• Your instructions: Work out how many lines of the material below mention the word "inwestycyjne"; reply with the number only.

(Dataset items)
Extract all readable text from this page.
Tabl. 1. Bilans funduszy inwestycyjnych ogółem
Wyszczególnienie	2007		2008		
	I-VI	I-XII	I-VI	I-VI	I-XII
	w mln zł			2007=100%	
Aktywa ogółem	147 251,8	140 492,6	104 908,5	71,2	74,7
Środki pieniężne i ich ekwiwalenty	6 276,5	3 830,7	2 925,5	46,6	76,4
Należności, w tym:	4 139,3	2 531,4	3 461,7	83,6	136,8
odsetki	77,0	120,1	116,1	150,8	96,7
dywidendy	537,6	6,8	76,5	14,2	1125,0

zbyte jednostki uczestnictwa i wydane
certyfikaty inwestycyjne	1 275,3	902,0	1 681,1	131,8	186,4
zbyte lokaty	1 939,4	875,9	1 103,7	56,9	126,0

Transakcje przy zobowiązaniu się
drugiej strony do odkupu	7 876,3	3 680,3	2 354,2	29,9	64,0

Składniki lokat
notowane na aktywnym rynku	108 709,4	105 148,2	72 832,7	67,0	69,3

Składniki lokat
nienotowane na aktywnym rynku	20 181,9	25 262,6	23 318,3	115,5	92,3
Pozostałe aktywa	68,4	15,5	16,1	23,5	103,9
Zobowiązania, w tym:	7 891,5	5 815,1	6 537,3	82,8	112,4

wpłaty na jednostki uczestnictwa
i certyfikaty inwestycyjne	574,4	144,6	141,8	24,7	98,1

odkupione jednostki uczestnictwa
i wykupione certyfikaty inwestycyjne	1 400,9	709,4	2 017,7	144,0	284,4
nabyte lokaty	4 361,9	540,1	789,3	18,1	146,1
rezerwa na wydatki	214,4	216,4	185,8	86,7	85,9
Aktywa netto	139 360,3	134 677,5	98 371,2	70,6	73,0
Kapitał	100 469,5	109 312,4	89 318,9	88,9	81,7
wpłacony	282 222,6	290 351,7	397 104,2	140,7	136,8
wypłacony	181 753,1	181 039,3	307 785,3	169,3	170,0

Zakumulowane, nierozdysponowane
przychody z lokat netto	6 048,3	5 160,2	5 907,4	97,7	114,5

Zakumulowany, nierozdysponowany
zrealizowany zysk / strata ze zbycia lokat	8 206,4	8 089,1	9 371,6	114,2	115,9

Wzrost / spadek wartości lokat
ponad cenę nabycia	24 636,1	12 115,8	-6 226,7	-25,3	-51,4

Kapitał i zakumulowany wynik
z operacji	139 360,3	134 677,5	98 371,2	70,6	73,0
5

• Final result: 3